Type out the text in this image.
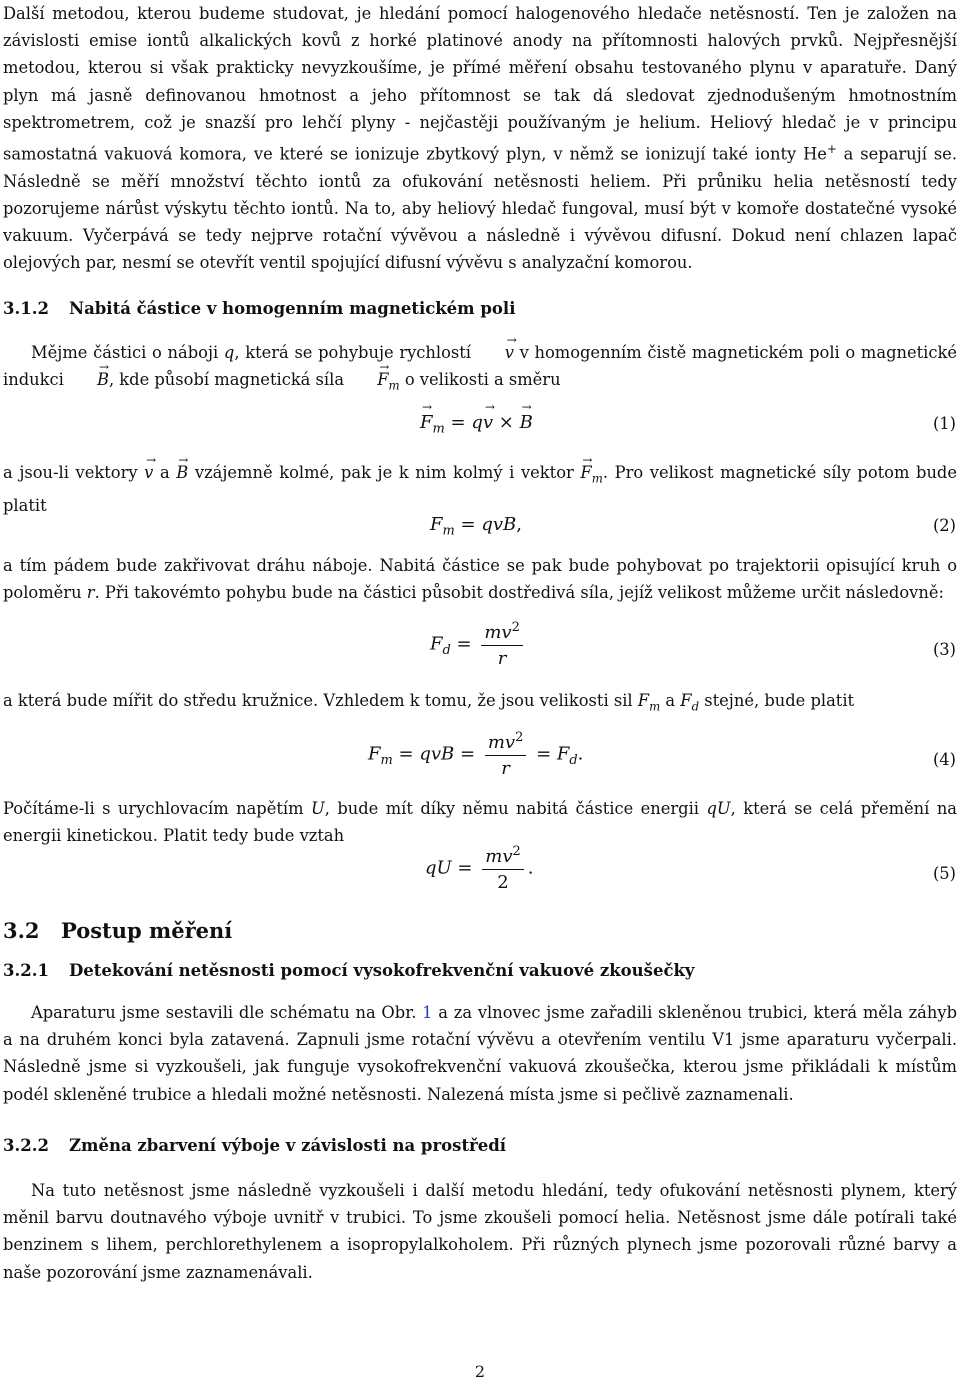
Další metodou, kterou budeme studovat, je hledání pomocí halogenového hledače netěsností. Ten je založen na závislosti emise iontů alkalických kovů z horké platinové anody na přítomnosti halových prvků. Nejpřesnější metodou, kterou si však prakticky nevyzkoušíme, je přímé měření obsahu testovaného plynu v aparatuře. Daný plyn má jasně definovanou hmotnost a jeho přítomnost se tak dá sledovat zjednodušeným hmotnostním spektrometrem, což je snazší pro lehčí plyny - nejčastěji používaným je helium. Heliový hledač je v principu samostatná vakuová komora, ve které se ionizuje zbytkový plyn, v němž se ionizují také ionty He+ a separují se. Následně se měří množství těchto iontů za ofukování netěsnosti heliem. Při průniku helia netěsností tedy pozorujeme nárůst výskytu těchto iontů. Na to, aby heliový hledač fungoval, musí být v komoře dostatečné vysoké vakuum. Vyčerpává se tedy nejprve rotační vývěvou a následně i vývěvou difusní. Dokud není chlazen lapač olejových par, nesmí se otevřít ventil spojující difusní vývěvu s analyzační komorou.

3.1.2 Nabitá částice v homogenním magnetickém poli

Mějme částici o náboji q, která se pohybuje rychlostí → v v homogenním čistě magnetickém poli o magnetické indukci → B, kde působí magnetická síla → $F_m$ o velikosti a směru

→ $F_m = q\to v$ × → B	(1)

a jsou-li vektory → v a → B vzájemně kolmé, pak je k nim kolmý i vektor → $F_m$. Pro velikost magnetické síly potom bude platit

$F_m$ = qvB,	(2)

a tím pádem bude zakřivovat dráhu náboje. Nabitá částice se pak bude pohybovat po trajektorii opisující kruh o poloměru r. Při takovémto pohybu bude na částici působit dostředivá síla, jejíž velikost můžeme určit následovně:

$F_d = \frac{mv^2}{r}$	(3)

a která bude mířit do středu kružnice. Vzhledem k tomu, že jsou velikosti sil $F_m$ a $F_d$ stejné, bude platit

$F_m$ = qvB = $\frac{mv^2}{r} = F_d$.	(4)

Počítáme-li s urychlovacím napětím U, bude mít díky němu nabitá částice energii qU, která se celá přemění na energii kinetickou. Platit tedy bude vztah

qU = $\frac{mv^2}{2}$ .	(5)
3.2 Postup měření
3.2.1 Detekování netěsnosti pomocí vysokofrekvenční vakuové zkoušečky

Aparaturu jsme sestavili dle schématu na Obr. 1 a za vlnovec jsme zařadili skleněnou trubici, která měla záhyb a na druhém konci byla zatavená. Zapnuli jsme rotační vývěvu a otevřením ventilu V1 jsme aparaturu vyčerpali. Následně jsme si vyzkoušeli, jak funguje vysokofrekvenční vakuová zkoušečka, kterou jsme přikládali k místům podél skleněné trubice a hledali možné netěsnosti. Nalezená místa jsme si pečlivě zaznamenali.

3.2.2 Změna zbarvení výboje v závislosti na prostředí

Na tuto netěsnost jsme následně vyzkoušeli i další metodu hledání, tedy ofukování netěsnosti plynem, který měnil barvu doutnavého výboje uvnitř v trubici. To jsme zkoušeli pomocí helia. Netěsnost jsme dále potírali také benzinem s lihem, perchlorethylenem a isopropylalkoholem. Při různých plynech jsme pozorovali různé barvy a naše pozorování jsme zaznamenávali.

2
...
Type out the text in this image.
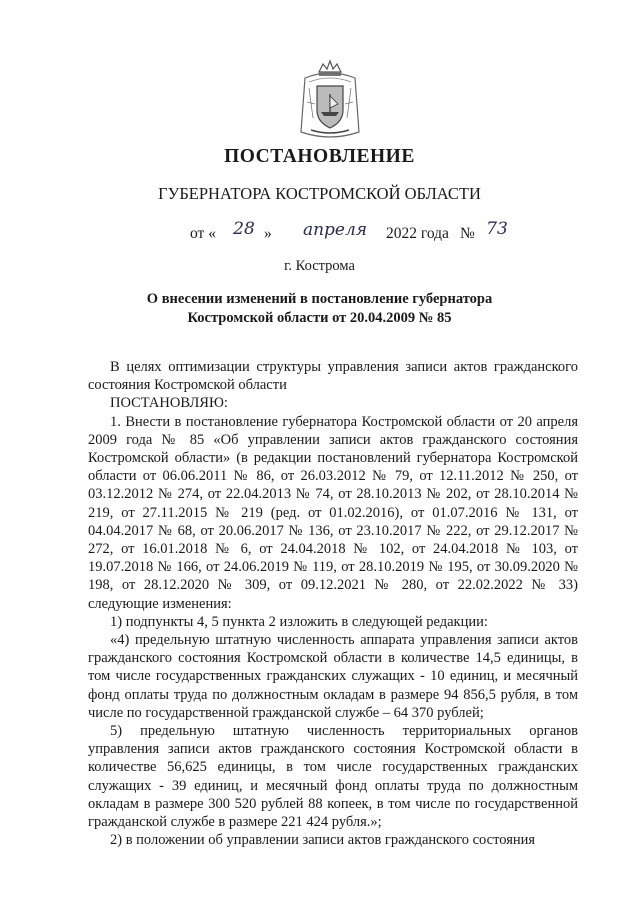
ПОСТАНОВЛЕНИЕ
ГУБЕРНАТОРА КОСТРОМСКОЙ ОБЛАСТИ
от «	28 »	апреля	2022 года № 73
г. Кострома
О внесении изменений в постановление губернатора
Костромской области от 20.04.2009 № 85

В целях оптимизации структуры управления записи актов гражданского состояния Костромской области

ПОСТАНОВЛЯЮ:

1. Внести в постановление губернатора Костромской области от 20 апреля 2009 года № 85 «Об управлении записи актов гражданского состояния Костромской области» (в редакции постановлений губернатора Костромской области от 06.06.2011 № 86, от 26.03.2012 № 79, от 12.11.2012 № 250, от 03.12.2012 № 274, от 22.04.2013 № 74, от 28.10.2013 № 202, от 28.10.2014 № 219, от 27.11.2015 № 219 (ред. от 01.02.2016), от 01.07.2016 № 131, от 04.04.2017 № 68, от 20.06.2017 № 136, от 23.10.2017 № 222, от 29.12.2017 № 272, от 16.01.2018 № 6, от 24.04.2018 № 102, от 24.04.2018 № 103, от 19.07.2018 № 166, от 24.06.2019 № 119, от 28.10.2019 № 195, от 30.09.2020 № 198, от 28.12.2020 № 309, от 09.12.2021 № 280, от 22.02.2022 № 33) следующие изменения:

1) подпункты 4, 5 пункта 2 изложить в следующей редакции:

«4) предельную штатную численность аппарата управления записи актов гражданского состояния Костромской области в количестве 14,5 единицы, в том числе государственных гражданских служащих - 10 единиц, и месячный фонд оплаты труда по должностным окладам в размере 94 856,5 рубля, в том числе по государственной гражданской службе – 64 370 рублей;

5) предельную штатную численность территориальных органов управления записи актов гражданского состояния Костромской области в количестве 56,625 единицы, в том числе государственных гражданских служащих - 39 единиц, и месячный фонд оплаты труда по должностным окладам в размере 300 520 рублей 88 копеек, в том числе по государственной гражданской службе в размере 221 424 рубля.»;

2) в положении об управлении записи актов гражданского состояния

#### Aim
Gather from the records above every line containing the string "труда".

#### Solution for this task
«4) предельную штатную численность аппарата управления записи актов гражданского состояния Костромской области в количестве 14,5 единицы, в том числе государственных гражданских служащих - 10 единиц, и месячный фонд оплаты труда по должностным окладам в размере 94 856,5 рубля, в том числе по государственной гражданской службе – 64 370 рублей;
5) предельную штатную численность территориальных органов управления записи актов гражданского состояния Костромской области в количестве 56,625 единицы, в том числе государственных гражданских служащих - 39 единиц, и месячный фонд оплаты труда по должностным окладам в размере 300 520 рублей 88 копеек, в том числе по государственной гражданской службе в размере 221 424 рубля.»;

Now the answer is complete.